Work required | Copy all records verbatim.

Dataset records
┌────────

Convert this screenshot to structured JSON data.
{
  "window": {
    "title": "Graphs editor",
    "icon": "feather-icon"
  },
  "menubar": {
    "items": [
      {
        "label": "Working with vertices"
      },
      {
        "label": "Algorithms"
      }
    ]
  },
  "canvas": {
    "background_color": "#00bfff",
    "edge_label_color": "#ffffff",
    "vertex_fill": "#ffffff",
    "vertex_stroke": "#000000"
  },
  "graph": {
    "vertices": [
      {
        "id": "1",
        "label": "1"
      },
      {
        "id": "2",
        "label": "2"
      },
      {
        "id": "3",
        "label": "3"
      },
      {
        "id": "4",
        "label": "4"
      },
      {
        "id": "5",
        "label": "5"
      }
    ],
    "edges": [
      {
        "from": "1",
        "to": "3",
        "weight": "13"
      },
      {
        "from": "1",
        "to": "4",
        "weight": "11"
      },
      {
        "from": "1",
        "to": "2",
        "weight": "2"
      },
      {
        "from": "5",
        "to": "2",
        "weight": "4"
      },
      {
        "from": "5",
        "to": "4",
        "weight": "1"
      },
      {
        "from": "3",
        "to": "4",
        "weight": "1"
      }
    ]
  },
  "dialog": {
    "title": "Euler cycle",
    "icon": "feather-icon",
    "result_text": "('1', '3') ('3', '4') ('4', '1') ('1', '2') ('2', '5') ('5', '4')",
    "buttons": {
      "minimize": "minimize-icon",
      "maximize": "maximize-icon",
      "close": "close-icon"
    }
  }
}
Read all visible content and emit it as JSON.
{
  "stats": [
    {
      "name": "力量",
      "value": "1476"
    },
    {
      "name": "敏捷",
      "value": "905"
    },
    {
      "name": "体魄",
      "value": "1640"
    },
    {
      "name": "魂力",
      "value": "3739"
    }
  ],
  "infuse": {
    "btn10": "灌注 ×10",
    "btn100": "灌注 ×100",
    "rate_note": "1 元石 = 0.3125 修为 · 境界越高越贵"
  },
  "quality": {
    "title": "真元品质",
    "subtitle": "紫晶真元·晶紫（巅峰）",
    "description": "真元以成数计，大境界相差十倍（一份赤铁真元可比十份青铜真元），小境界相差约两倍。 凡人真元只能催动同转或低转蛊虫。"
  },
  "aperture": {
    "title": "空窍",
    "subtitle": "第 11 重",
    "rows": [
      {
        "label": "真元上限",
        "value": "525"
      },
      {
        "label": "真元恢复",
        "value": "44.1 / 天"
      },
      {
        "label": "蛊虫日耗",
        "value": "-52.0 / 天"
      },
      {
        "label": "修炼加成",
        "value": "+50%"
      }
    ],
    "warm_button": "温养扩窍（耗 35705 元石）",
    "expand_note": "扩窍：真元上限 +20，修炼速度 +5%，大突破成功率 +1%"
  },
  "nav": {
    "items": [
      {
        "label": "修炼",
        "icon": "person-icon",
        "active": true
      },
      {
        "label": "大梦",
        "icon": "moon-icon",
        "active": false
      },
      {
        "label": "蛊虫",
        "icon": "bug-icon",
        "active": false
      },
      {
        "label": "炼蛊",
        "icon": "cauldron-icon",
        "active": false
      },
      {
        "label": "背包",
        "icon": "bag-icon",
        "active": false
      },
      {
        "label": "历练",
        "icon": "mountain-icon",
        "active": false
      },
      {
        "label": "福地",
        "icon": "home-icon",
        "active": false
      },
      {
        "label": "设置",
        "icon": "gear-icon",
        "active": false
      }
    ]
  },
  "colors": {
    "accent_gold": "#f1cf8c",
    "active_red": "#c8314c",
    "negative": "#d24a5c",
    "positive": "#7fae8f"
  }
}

└────────

Response to this task |
Convert this screenshot to structured JSON data.
{
  "window": {
    "title": "Graphs editor",
    "icon": "feather-icon"
  },
  "menubar": {
    "items": [
      {
        "label": "Working with vertices"
      },
      {
        "label": "Algorithms"
      }
    ]
  },
  "canvas": {
    "background_color": "#00bfff",
    "edge_label_color": "#ffffff",
    "vertex_fill": "#ffffff",
    "vertex_stroke": "#000000"
  },
  "graph": {
    "vertices": [
      {
        "id": "1",
        "label": "1"
      },
      {
        "id": "2",
        "label": "2"
      },
      {
        "id": "3",
        "label": "3"
      },
      {
        "id": "4",
        "label": "4"
      },
      {
        "id": "5",
        "label": "5"
      }
    ],
    "edges": [
      {
        "from": "1",
        "to": "3",
        "weight": "13"
      },
      {
        "from": "1",
        "to": "4",
        "weight": "11"
      },
      {
        "from": "1",
        "to": "2",
        "weight": "2"
      },
      {
        "from": "5",
        "to": "2",
        "weight": "4"
      },
      {
        "from": "5",
        "to": "4",
        "weight": "1"
      },
      {
        "from": "3",
        "to": "4",
        "weight": "1"
      }
    ]
  },
  "dialog": {
    "title": "Euler cycle",
    "icon": "feather-icon",
    "result_text": "('1', '3') ('3', '4') ('4', '1') ('1', '2') ('2', '5') ('5', '4')",
    "buttons": {
      "minimize": "minimize-icon",
      "maximize": "maximize-icon",
      "close": "close-icon"
    }
  }
}
Read all visible content and emit it as JSON.
{
  "stats": [
    {
      "name": "力量",
      "value": "1476"
    },
    {
      "name": "敏捷",
      "value": "905"
    },
    {
      "name": "体魄",
      "value": "1640"
    },
    {
      "name": "魂力",
      "value": "3739"
    }
  ],
  "infuse": {
    "btn10": "灌注 ×10",
    "btn100": "灌注 ×100",
    "rate_note": "1 元石 = 0.3125 修为 · 境界越高越贵"
  },
  "quality": {
    "title": "真元品质",
    "subtitle": "紫晶真元·晶紫（巅峰）",
    "description": "真元以成数计，大境界相差十倍（一份赤铁真元可比十份青铜真元），小境界相差约两倍。 凡人真元只能催动同转或低转蛊虫。"
  },
  "aperture": {
    "title": "空窍",
    "subtitle": "第 11 重",
    "rows": [
      {
        "label": "真元上限",
        "value": "525"
      },
      {
        "label": "真元恢复",
        "value": "44.1 / 天"
      },
      {
        "label": "蛊虫日耗",
        "value": "-52.0 / 天"
      },
      {
        "label": "修炼加成",
        "value": "+50%"
      }
    ],
    "warm_button": "温养扩窍（耗 35705 元石）",
    "expand_note": "扩窍：真元上限 +20，修炼速度 +5%，大突破成功率 +1%"
  },
  "nav": {
    "items": [
      {
        "label": "修炼",
        "icon": "person-icon",
        "active": true
      },
      {
        "label": "大梦",
        "icon": "moon-icon",
        "active": false
      },
      {
        "label": "蛊虫",
        "icon": "bug-icon",
        "active": false
      },
      {
        "label": "炼蛊",
        "icon": "cauldron-icon",
        "active": false
      },
      {
        "label": "背包",
        "icon": "bag-icon",
        "active": false
      },
      {
        "label": "历练",
        "icon": "mountain-icon",
        "active": false
      },
      {
        "label": "福地",
        "icon": "home-icon",
        "active": false
      },
      {
        "label": "设置",
        "icon": "gear-icon",
        "active": false
      }
    ]
  },
  "colors": {
    "accent_gold": "#f1cf8c",
    "active_red": "#c8314c",
    "negative": "#d24a5c",
    "positive": "#7fae8f"
  }
}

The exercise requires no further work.